------ WORKING DATA
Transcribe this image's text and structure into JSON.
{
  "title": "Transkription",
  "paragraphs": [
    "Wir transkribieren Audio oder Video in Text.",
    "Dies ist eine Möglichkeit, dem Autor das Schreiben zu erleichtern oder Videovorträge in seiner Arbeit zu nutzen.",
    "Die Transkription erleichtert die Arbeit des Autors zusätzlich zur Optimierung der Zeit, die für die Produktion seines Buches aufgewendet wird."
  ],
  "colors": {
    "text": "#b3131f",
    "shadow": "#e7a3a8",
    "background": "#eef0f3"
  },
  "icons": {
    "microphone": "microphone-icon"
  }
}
------------
------ WORKING DATA
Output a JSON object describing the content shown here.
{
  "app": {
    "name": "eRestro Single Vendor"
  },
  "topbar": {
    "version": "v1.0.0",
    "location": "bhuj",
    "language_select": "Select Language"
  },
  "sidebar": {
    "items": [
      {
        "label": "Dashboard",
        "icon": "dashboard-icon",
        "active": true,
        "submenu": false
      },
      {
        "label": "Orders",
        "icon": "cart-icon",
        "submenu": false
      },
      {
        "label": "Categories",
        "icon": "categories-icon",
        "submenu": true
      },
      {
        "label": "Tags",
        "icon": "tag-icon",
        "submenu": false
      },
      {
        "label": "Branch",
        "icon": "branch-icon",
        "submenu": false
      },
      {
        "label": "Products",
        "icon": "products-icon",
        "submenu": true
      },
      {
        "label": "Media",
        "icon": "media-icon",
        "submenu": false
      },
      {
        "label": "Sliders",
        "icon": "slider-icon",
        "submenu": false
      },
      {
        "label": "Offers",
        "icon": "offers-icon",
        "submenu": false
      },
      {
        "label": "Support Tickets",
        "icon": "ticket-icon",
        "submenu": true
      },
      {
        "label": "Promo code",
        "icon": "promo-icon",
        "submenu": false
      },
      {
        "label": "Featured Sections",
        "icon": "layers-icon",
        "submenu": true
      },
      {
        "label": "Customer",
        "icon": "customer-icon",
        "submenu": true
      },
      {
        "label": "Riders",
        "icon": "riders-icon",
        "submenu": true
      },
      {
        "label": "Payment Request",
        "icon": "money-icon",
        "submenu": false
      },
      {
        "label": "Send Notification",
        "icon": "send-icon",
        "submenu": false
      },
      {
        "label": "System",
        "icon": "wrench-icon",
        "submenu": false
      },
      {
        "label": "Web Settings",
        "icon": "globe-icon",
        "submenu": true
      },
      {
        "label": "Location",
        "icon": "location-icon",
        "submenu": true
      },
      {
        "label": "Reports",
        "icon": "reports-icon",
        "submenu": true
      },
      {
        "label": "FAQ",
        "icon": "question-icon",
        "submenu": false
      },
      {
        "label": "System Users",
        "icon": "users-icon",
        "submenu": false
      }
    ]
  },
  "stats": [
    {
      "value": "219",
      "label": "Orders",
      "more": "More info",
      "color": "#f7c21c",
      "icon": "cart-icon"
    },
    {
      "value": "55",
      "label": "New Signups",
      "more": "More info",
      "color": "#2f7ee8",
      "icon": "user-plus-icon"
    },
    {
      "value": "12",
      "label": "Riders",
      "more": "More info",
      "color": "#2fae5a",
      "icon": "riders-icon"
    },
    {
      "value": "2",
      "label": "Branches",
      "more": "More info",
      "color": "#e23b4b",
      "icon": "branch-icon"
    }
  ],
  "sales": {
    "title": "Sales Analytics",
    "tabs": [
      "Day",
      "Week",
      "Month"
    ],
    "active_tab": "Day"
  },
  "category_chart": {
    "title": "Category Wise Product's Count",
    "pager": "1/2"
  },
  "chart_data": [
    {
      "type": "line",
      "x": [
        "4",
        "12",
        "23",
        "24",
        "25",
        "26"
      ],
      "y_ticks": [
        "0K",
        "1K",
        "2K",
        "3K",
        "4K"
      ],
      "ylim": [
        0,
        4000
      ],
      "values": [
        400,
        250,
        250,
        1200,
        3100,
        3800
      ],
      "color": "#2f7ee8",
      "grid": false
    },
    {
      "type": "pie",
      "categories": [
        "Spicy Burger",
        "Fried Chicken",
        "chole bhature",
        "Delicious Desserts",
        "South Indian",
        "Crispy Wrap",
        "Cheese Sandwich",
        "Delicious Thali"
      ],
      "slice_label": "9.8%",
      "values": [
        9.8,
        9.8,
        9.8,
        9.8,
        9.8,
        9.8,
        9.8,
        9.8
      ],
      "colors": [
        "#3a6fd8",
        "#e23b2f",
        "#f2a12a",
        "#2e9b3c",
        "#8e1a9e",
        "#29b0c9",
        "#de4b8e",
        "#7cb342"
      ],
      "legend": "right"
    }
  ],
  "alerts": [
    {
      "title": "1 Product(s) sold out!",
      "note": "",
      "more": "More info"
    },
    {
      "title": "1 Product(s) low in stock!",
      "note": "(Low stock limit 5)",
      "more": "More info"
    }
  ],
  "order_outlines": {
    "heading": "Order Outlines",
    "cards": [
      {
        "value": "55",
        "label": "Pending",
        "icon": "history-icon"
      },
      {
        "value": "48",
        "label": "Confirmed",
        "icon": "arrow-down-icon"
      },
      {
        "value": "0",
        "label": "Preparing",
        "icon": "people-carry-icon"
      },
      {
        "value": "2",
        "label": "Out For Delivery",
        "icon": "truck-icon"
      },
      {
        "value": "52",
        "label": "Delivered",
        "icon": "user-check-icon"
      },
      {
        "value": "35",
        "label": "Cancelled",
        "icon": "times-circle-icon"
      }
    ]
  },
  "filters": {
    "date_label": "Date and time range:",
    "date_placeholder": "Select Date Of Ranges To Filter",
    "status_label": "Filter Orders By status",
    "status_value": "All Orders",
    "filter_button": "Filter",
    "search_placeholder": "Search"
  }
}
------------
WHAT NEEDS TO BE DONE:
In the data above, tally the lines holding "title" and answer with the figure only.

RESPONSE:
5